### TO DO:
Determine which lines of the records include the word "требований", and copy them.

━━━ RECORDED DATA ━━━

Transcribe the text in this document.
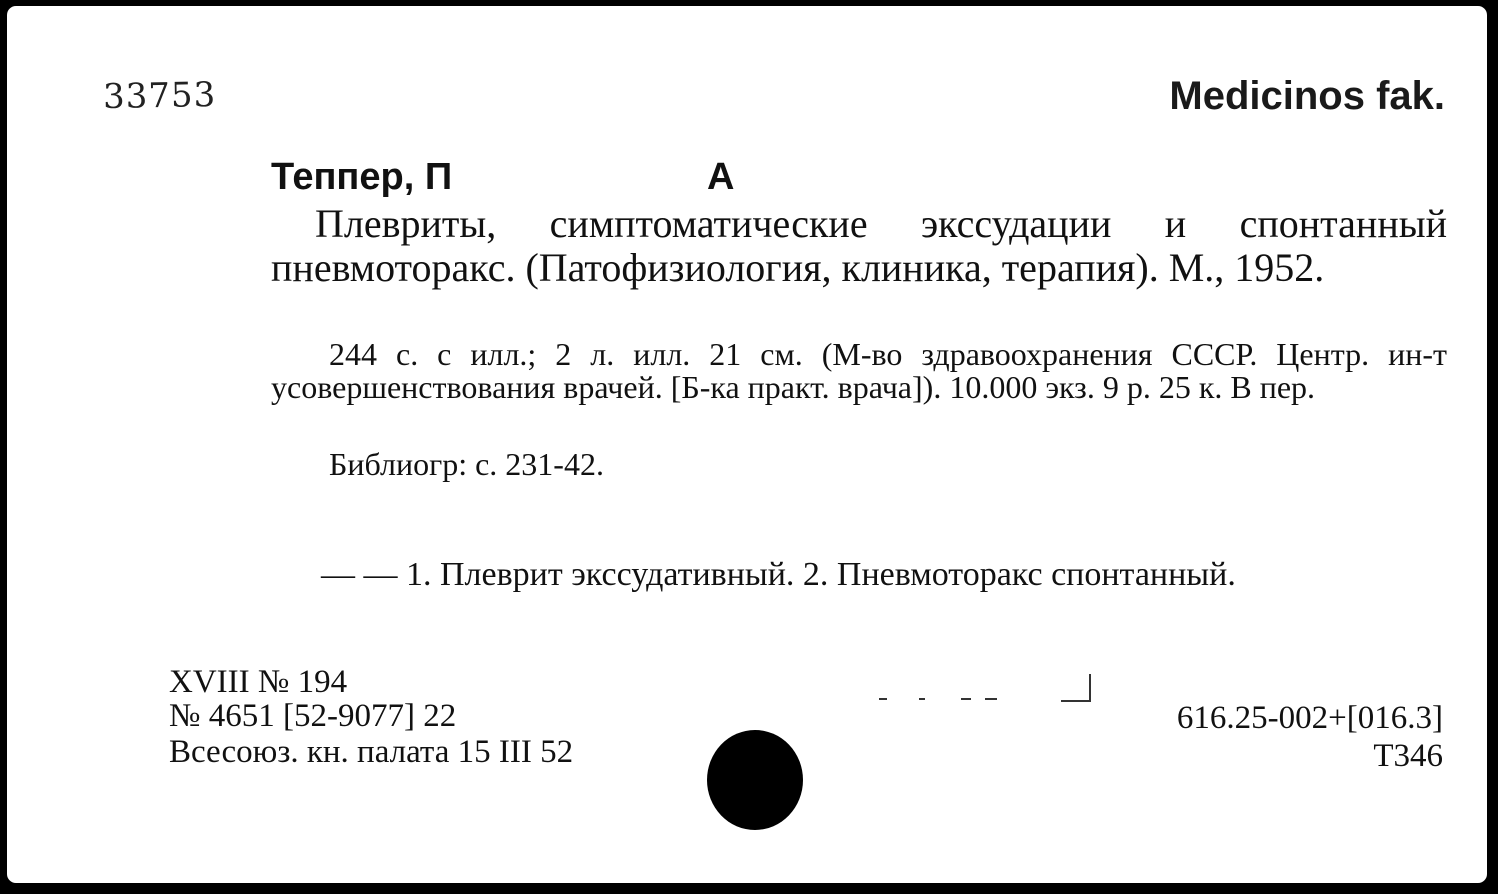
33753	Medicinos fak.
Теппер, П	А
Плевриты, симптоматические экссудации и спонтанный пневмоторакс. (Патофизиология, клиника, терапия). М., 1952.
244 с. с илл.; 2 л. илл. 21 см. (М-во здравоохранения СССР. Центр. ин-т усовершенствования врачей. [Б-ка практ. врача]). 10.000 экз. 9 р. 25 к. В пер.
Библиогр: с. 231-42.
— — 1. Плеврит экссудативный. 2. Пневмоторакс спонтанный.
XVIII № 194
№ 4651 [52-9077] 22
Всесоюз. кн. палата 15 III 52
616.25-002+[016.3]
Т346
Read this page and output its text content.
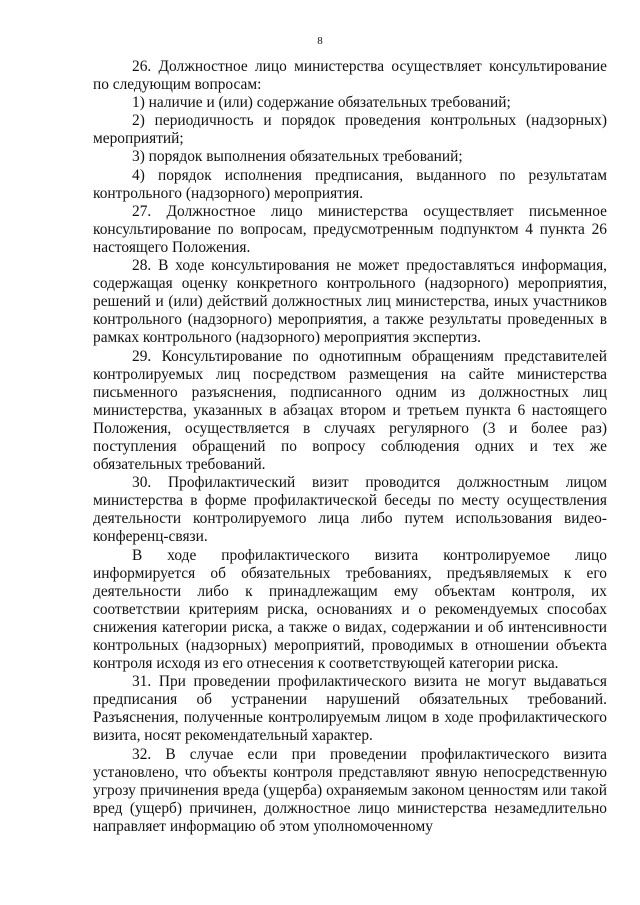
8

26. Должностное лицо министерства осуществляет консультирование по следующим вопросам:

1) наличие и (или) содержание обязательных требований;

2) периодичность и порядок проведения контрольных (надзорных) мероприятий;

3) порядок выполнения обязательных требований;

4) порядок исполнения предписания, выданного по результатам контрольного (надзорного) мероприятия.

27. Должностное лицо министерства осуществляет письменное консультирование по вопросам, предусмотренным подпунктом 4 пункта 26 настоящего Положения.

28. В ходе консультирования не может предоставляться информация, содержащая оценку конкретного контрольного (надзорного) мероприятия, решений и (или) действий должностных лиц министерства, иных участников контрольного (надзорного) мероприятия, а также результаты проведенных в рамках контрольного (надзорного) мероприятия экспертиз.

29. Консультирование по однотипным обращениям представителей контролируемых лиц посредством размещения на сайте министерства письменного разъяснения, подписанного одним из должностных лиц министерства, указанных в абзацах втором и третьем пункта 6 настоящего Положения, осуществляется в случаях регулярного (3 и более раз) поступления обращений по вопросу соблюдения одних и тех же обязательных требований.

30. Профилактический визит проводится должностным лицом министерства в форме профилактической беседы по месту осуществления деятельности контролируемого лица либо путем использования видео-конференц-связи.

В ходе профилактического визита контролируемое лицо информируется об обязательных требованиях, предъявляемых к его деятельности либо к принадлежащим ему объектам контроля, их соответствии критериям риска, основаниях и о рекомендуемых способах снижения категории риска, а также о видах, содержании и об интенсивности контрольных (надзорных) мероприятий, проводимых в отношении объекта контроля исходя из его отнесения к соответствующей категории риска.

31. При проведении профилактического визита не могут выдаваться предписания об устранении нарушений обязательных требований. Разъяснения, полученные контролируемым лицом в ходе профилактического визита, носят рекомендательный характер.

32. В случае если при проведении профилактического визита установлено, что объекты контроля представляют явную непосредственную угрозу причинения вреда (ущерба) охраняемым законом ценностям или такой вред (ущерб) причинен, должностное лицо министерства незамедлительно направляет информацию об этом уполномоченному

━━━

### COMPLETE OUTPUT:
1) наличие и (или) содержание обязательных требований;
3) порядок выполнения обязательных требований;
29. Консультирование по однотипным обращениям представителей контролируемых лиц посредством размещения на сайте министерства письменного разъяснения, подписанного одним из должностных лиц министерства, указанных в абзацах втором и третьем пункта 6 настоящего Положения, осуществляется в случаях регулярного (3 и более раз) поступления обращений по вопросу соблюдения одних и тех же обязательных требований.
31. При проведении профилактического визита не могут выдаваться предписания об устранении нарушений обязательных требований. Разъяснения, полученные контролируемым лицом в ходе профилактического визита, носят рекомендательный характер.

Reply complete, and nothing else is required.